__PROBLEM DESCRIPTION__
Copy the data word for word, keeping every line.

__MATERIAL__
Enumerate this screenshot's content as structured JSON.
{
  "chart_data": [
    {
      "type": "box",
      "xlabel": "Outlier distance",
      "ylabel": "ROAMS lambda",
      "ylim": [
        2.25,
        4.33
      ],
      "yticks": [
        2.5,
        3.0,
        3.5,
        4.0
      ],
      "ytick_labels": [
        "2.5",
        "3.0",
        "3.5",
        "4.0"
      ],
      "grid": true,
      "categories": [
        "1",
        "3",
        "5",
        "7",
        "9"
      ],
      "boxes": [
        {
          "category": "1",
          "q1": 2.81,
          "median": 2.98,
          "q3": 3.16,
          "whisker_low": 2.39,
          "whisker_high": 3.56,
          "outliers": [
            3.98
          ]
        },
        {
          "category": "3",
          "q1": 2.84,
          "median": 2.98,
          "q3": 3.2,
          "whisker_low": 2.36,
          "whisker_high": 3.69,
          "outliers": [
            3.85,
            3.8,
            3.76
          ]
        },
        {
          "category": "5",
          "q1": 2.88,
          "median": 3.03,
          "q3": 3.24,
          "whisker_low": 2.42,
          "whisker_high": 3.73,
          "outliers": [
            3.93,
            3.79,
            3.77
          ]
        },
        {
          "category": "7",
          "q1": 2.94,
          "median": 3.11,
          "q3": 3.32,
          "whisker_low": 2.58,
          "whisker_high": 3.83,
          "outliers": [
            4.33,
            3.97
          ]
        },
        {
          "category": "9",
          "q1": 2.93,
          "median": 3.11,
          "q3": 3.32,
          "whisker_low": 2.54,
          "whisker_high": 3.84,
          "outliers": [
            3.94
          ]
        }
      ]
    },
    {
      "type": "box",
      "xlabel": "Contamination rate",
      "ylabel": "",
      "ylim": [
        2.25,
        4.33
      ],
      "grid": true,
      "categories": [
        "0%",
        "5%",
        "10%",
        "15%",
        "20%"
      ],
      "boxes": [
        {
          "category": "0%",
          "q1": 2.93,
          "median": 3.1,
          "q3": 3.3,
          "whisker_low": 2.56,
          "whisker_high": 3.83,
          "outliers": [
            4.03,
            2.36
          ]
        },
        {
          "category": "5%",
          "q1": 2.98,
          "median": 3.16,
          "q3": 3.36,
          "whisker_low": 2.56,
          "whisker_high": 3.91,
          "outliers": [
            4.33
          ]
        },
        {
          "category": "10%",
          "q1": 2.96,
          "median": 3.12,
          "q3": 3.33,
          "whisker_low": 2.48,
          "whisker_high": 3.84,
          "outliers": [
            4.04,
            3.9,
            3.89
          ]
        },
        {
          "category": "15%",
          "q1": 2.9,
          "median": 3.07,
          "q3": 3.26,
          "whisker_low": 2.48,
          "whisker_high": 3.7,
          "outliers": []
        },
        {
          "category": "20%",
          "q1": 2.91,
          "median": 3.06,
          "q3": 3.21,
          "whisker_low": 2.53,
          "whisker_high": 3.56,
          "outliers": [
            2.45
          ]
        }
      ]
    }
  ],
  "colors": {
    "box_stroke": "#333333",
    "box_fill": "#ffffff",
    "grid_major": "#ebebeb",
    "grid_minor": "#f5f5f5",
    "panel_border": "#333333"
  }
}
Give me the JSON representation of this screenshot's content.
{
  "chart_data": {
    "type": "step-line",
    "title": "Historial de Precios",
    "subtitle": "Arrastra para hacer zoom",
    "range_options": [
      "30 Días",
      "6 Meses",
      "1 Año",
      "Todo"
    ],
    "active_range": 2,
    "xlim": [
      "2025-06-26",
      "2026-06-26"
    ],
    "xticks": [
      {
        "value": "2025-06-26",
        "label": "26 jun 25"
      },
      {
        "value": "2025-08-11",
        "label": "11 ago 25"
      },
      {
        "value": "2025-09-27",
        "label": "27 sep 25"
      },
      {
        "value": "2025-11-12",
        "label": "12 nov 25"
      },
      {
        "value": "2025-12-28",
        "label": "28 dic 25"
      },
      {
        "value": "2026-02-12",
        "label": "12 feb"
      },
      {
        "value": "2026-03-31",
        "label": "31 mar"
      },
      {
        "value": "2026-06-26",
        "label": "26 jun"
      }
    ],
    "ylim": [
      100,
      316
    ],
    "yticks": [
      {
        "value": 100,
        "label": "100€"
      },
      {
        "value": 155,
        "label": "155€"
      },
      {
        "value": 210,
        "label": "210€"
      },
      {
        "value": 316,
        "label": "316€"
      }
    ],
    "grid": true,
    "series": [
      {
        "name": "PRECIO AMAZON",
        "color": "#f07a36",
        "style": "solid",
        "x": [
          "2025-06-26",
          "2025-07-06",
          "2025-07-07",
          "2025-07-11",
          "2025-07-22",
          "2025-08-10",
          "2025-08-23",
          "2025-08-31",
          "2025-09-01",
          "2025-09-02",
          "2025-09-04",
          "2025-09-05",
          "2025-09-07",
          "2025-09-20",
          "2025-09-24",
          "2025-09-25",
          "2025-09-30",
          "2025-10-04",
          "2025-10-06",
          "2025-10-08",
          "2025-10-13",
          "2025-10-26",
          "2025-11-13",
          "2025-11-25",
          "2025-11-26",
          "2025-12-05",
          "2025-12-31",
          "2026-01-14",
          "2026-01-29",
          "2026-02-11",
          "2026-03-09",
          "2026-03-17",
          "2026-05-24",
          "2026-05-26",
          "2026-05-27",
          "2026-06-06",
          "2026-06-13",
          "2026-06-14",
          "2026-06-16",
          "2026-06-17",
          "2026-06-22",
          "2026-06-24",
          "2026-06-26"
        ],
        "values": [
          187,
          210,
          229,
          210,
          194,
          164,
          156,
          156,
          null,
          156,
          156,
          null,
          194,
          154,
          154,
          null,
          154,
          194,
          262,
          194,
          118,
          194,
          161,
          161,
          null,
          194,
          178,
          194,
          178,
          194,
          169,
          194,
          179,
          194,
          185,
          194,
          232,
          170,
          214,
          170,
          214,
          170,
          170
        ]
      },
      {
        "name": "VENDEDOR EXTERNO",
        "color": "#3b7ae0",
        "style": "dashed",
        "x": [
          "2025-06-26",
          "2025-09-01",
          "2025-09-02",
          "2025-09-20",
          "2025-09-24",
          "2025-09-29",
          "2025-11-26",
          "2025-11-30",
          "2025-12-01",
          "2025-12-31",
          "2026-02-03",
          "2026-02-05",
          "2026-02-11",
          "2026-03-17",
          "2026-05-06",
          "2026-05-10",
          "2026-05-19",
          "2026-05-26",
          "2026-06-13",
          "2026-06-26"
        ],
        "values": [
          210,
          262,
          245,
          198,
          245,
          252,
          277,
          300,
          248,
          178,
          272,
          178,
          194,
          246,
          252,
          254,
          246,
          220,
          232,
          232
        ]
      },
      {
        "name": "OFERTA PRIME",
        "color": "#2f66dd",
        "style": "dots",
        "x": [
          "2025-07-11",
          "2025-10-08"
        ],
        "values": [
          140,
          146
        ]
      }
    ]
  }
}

__RESPONSE TO THE TASK__
Enumerate this screenshot's content as structured JSON.
{
  "chart_data": [
    {
      "type": "box",
      "xlabel": "Outlier distance",
      "ylabel": "ROAMS lambda",
      "ylim": [
        2.25,
        4.33
      ],
      "yticks": [
        2.5,
        3.0,
        3.5,
        4.0
      ],
      "ytick_labels": [
        "2.5",
        "3.0",
        "3.5",
        "4.0"
      ],
      "grid": true,
      "categories": [
        "1",
        "3",
        "5",
        "7",
        "9"
      ],
      "boxes": [
        {
          "category": "1",
          "q1": 2.81,
          "median": 2.98,
          "q3": 3.16,
          "whisker_low": 2.39,
          "whisker_high": 3.56,
          "outliers": [
            3.98
          ]
        },
        {
          "category": "3",
          "q1": 2.84,
          "median": 2.98,
          "q3": 3.2,
          "whisker_low": 2.36,
          "whisker_high": 3.69,
          "outliers": [
            3.85,
            3.8,
            3.76
          ]
        },
        {
          "category": "5",
          "q1": 2.88,
          "median": 3.03,
          "q3": 3.24,
          "whisker_low": 2.42,
          "whisker_high": 3.73,
          "outliers": [
            3.93,
            3.79,
            3.77
          ]
        },
        {
          "category": "7",
          "q1": 2.94,
          "median": 3.11,
          "q3": 3.32,
          "whisker_low": 2.58,
          "whisker_high": 3.83,
          "outliers": [
            4.33,
            3.97
          ]
        },
        {
          "category": "9",
          "q1": 2.93,
          "median": 3.11,
          "q3": 3.32,
          "whisker_low": 2.54,
          "whisker_high": 3.84,
          "outliers": [
            3.94
          ]
        }
      ]
    },
    {
      "type": "box",
      "xlabel": "Contamination rate",
      "ylabel": "",
      "ylim": [
        2.25,
        4.33
      ],
      "grid": true,
      "categories": [
        "0%",
        "5%",
        "10%",
        "15%",
        "20%"
      ],
      "boxes": [
        {
          "category": "0%",
          "q1": 2.93,
          "median": 3.1,
          "q3": 3.3,
          "whisker_low": 2.56,
          "whisker_high": 3.83,
          "outliers": [
            4.03,
            2.36
          ]
        },
        {
          "category": "5%",
          "q1": 2.98,
          "median": 3.16,
          "q3": 3.36,
          "whisker_low": 2.56,
          "whisker_high": 3.91,
          "outliers": [
            4.33
          ]
        },
        {
          "category": "10%",
          "q1": 2.96,
          "median": 3.12,
          "q3": 3.33,
          "whisker_low": 2.48,
          "whisker_high": 3.84,
          "outliers": [
            4.04,
            3.9,
            3.89
          ]
        },
        {
          "category": "15%",
          "q1": 2.9,
          "median": 3.07,
          "q3": 3.26,
          "whisker_low": 2.48,
          "whisker_high": 3.7,
          "outliers": []
        },
        {
          "category": "20%",
          "q1": 2.91,
          "median": 3.06,
          "q3": 3.21,
          "whisker_low": 2.53,
          "whisker_high": 3.56,
          "outliers": [
            2.45
          ]
        }
      ]
    }
  ],
  "colors": {
    "box_stroke": "#333333",
    "box_fill": "#ffffff",
    "grid_major": "#ebebeb",
    "grid_minor": "#f5f5f5",
    "panel_border": "#333333"
  }
}
Give me the JSON representation of this screenshot's content.
{
  "chart_data": {
    "type": "step-line",
    "title": "Historial de Precios",
    "subtitle": "Arrastra para hacer zoom",
    "range_options": [
      "30 Días",
      "6 Meses",
      "1 Año",
      "Todo"
    ],
    "active_range": 2,
    "xlim": [
      "2025-06-26",
      "2026-06-26"
    ],
    "xticks": [
      {
        "value": "2025-06-26",
        "label": "26 jun 25"
      },
      {
        "value": "2025-08-11",
        "label": "11 ago 25"
      },
      {
        "value": "2025-09-27",
        "label": "27 sep 25"
      },
      {
        "value": "2025-11-12",
        "label": "12 nov 25"
      },
      {
        "value": "2025-12-28",
        "label": "28 dic 25"
      },
      {
        "value": "2026-02-12",
        "label": "12 feb"
      },
      {
        "value": "2026-03-31",
        "label": "31 mar"
      },
      {
        "value": "2026-06-26",
        "label": "26 jun"
      }
    ],
    "ylim": [
      100,
      316
    ],
    "yticks": [
      {
        "value": 100,
        "label": "100€"
      },
      {
        "value": 155,
        "label": "155€"
      },
      {
        "value": 210,
        "label": "210€"
      },
      {
        "value": 316,
        "label": "316€"
      }
    ],
    "grid": true,
    "series": [
      {
        "name": "PRECIO AMAZON",
        "color": "#f07a36",
        "style": "solid",
        "x": [
          "2025-06-26",
          "2025-07-06",
          "2025-07-07",
          "2025-07-11",
          "2025-07-22",
          "2025-08-10",
          "2025-08-23",
          "2025-08-31",
          "2025-09-01",
          "2025-09-02",
          "2025-09-04",
          "2025-09-05",
          "2025-09-07",
          "2025-09-20",
          "2025-09-24",
          "2025-09-25",
          "2025-09-30",
          "2025-10-04",
          "2025-10-06",
          "2025-10-08",
          "2025-10-13",
          "2025-10-26",
          "2025-11-13",
          "2025-11-25",
          "2025-11-26",
          "2025-12-05",
          "2025-12-31",
          "2026-01-14",
          "2026-01-29",
          "2026-02-11",
          "2026-03-09",
          "2026-03-17",
          "2026-05-24",
          "2026-05-26",
          "2026-05-27",
          "2026-06-06",
          "2026-06-13",
          "2026-06-14",
          "2026-06-16",
          "2026-06-17",
          "2026-06-22",
          "2026-06-24",
          "2026-06-26"
        ],
        "values": [
          187,
          210,
          229,
          210,
          194,
          164,
          156,
          156,
          null,
          156,
          156,
          null,
          194,
          154,
          154,
          null,
          154,
          194,
          262,
          194,
          118,
          194,
          161,
          161,
          null,
          194,
          178,
          194,
          178,
          194,
          169,
          194,
          179,
          194,
          185,
          194,
          232,
          170,
          214,
          170,
          214,
          170,
          170
        ]
      },
      {
        "name": "VENDEDOR EXTERNO",
        "color": "#3b7ae0",
        "style": "dashed",
        "x": [
          "2025-06-26",
          "2025-09-01",
          "2025-09-02",
          "2025-09-20",
          "2025-09-24",
          "2025-09-29",
          "2025-11-26",
          "2025-11-30",
          "2025-12-01",
          "2025-12-31",
          "2026-02-03",
          "2026-02-05",
          "2026-02-11",
          "2026-03-17",
          "2026-05-06",
          "2026-05-10",
          "2026-05-19",
          "2026-05-26",
          "2026-06-13",
          "2026-06-26"
        ],
        "values": [
          210,
          262,
          245,
          198,
          245,
          252,
          277,
          300,
          248,
          178,
          272,
          178,
          194,
          246,
          252,
          254,
          246,
          220,
          232,
          232
        ]
      },
      {
        "name": "OFERTA PRIME",
        "color": "#2f66dd",
        "style": "dots",
        "x": [
          "2025-07-11",
          "2025-10-08"
        ],
        "values": [
          140,
          146
        ]
      }
    ]
  }
}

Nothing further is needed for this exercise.